§ DO THIS
Report, word for word, every line of the material that contains "light".
· · ·
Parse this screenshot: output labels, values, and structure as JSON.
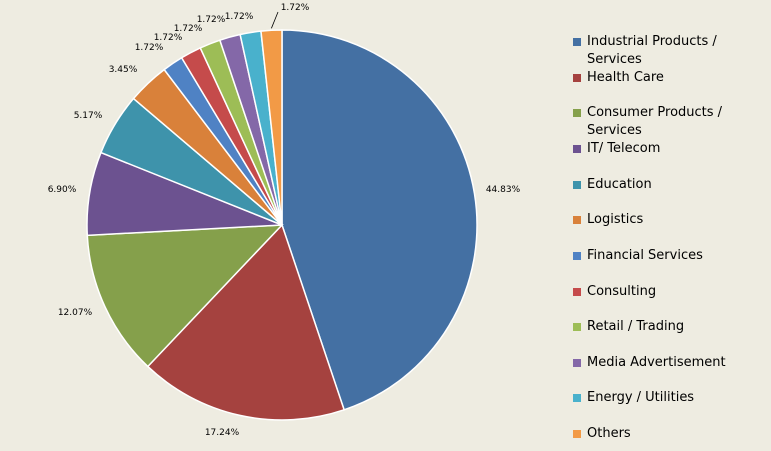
{
  "chart_data": {
    "type": "pie",
    "title": "",
    "legend_position": "right",
    "slices": [
      {
        "label": "Industrial Products / Services",
        "value": 44.83,
        "value_label": "44.83%",
        "color": "#4470a3"
      },
      {
        "label": "Health Care",
        "value": 17.24,
        "value_label": "17.24%",
        "color": "#a5423f"
      },
      {
        "label": "Consumer Products / Services",
        "value": 12.07,
        "value_label": "12.07%",
        "color": "#85a04b"
      },
      {
        "label": "IT/ Telecom",
        "value": 6.9,
        "value_label": "6.90%",
        "color": "#6c5290"
      },
      {
        "label": "Education",
        "value": 5.17,
        "value_label": "5.17%",
        "color": "#3e93ab"
      },
      {
        "label": "Logistics",
        "value": 3.45,
        "value_label": "3.45%",
        "color": "#d9813a"
      },
      {
        "label": "Financial Services",
        "value": 1.72,
        "value_label": "1.72%",
        "color": "#4f82c4"
      },
      {
        "label": "Consulting",
        "value": 1.72,
        "value_label": "1.72%",
        "color": "#c54b4b"
      },
      {
        "label": "Retail / Trading",
        "value": 1.72,
        "value_label": "1.72%",
        "color": "#9dbd56"
      },
      {
        "label": "Media Advertisement",
        "value": 1.72,
        "value_label": "1.72%",
        "color": "#8468a8"
      },
      {
        "label": "Energy / Utilities",
        "value": 1.72,
        "value_label": "1.72%",
        "color": "#49b1cc"
      },
      {
        "label": "Others",
        "value": 1.72,
        "value_label": "1.72%",
        "color": "#f29a46"
      }
    ]
  }
}
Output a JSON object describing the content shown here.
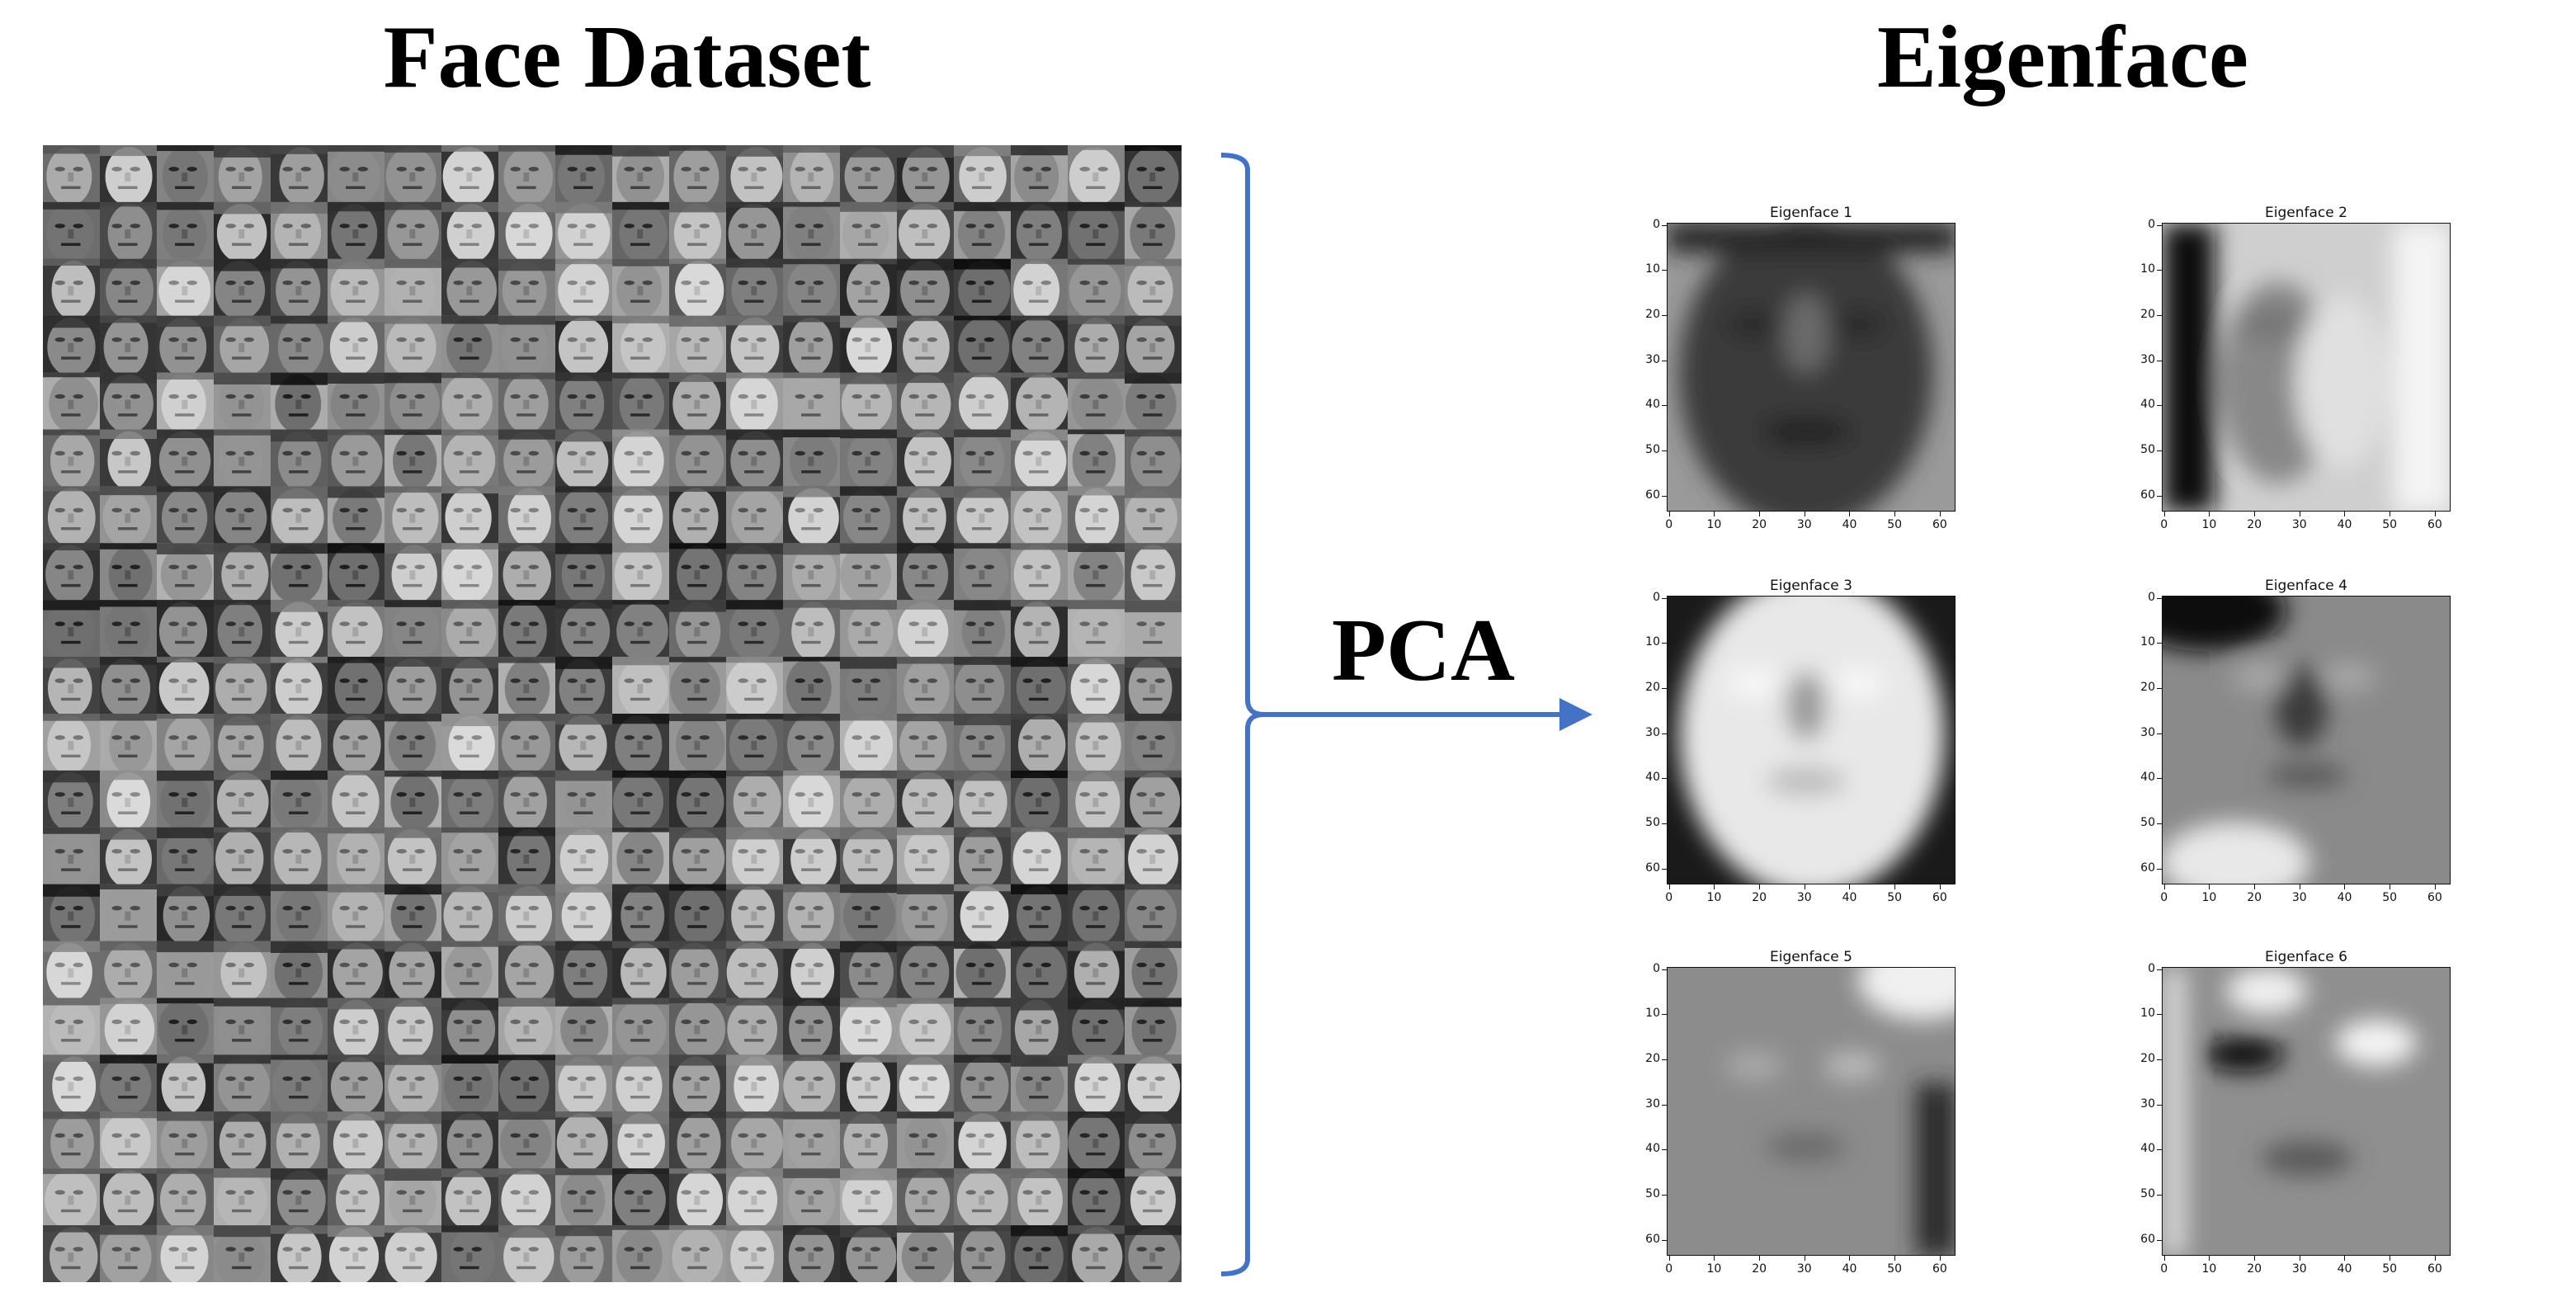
{
  "titles": {
    "left": "Face Dataset",
    "right": "Eigenface"
  },
  "arrow_label": "PCA",
  "colors": {
    "arrow": "#4472C4",
    "text": "#000000"
  },
  "eigenfaces": {
    "axis_ticks": [
      "0",
      "10",
      "20",
      "30",
      "40",
      "50",
      "60"
    ],
    "panels": [
      {
        "title": "Eigenface 1",
        "tone": "dark-face"
      },
      {
        "title": "Eigenface 2",
        "tone": "dark-left-light-right"
      },
      {
        "title": "Eigenface 3",
        "tone": "bright-face"
      },
      {
        "title": "Eigenface 4",
        "tone": "dark-top-left"
      },
      {
        "title": "Eigenface 5",
        "tone": "light-top-right"
      },
      {
        "title": "Eigenface 6",
        "tone": "dark-left-eye"
      }
    ]
  }
}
· · ·
§ EXPECTED OUTPUT
        "tone": "dark-left-light-right"
        "tone": "light-top-right"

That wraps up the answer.